> _TASK STATEMENT_:
Report only the number of lines in the records that contain the word "صارمی".

> _ENTRIES SUPPLIED_:
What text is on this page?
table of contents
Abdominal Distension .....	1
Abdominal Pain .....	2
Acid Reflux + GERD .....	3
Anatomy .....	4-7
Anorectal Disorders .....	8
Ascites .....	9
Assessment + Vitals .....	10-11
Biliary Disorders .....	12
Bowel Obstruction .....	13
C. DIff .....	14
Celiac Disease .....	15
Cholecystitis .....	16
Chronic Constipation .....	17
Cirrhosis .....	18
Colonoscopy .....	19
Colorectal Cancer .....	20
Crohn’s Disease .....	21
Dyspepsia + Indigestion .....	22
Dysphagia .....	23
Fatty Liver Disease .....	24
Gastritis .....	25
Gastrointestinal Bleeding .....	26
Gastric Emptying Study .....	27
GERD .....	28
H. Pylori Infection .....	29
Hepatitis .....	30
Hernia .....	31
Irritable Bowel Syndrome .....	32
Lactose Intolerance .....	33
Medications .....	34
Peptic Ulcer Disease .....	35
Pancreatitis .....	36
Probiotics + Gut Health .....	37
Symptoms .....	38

...

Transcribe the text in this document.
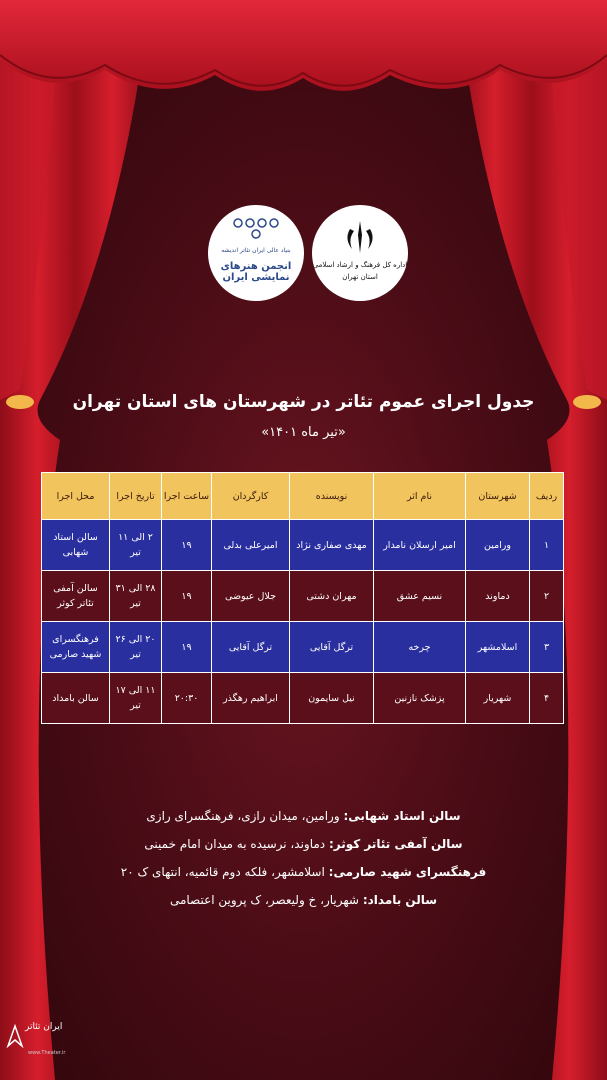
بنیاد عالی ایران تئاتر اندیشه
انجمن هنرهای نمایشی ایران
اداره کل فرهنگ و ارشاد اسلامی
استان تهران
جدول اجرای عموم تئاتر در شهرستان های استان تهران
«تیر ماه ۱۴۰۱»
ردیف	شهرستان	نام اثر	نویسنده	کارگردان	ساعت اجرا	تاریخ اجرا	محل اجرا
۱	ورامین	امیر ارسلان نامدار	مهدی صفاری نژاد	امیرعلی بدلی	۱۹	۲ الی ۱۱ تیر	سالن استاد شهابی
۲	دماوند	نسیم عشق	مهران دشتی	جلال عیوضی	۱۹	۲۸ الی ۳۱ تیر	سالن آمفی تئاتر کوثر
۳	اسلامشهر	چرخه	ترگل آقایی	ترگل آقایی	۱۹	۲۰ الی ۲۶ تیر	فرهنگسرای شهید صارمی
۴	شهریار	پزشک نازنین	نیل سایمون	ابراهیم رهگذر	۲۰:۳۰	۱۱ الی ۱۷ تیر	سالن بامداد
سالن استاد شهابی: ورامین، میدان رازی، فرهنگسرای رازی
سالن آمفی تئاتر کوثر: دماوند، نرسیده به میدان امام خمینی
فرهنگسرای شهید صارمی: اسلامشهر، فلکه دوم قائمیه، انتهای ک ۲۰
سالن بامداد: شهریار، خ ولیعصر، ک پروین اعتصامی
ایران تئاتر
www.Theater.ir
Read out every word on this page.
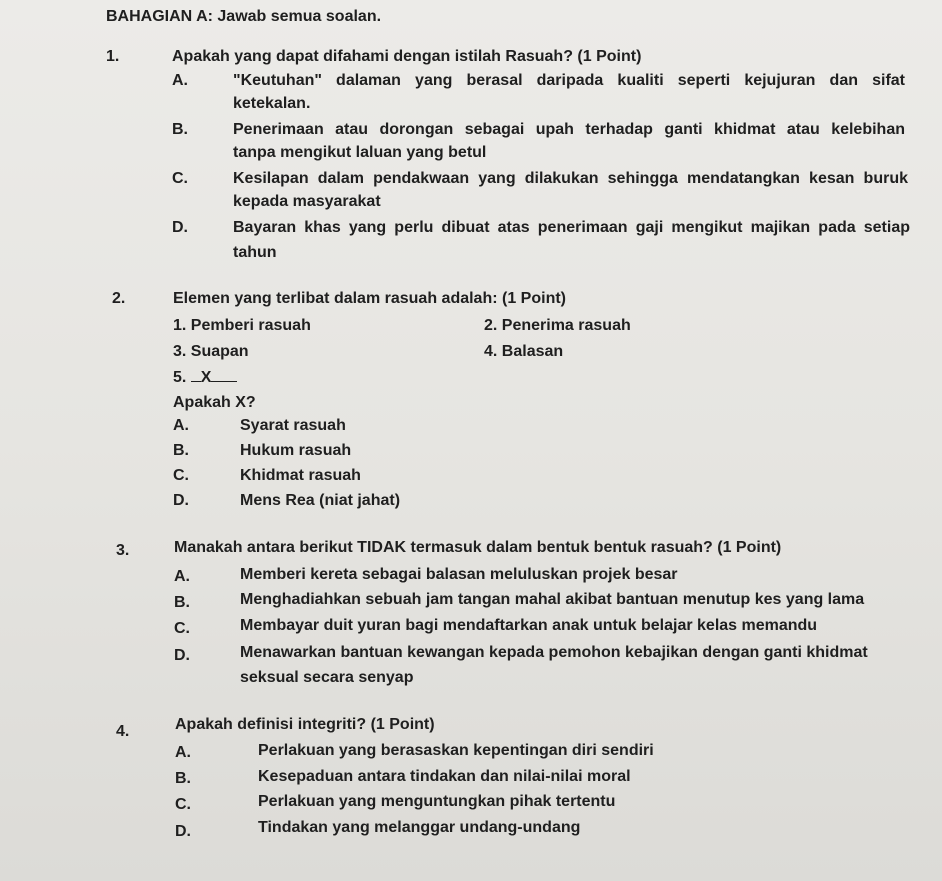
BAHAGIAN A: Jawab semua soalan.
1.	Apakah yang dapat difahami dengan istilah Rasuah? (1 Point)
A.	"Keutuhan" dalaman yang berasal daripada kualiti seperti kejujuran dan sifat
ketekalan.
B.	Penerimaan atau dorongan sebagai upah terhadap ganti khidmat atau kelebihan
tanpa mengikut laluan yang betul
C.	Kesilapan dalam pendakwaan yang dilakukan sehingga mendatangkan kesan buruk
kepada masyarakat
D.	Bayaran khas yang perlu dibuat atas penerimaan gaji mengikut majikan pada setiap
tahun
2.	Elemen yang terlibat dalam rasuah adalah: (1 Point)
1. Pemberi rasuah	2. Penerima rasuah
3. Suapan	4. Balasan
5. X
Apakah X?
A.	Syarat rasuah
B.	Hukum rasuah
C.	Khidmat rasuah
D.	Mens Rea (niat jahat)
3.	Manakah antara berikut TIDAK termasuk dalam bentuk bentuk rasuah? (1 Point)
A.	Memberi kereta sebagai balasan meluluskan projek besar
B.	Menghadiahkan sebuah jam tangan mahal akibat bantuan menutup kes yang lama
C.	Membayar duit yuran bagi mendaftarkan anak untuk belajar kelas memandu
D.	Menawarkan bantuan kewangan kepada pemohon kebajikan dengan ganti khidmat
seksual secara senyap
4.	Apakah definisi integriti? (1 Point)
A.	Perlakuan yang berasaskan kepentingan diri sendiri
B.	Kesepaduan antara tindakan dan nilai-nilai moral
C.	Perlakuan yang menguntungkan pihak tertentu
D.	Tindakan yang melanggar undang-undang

> _REPLY_:
2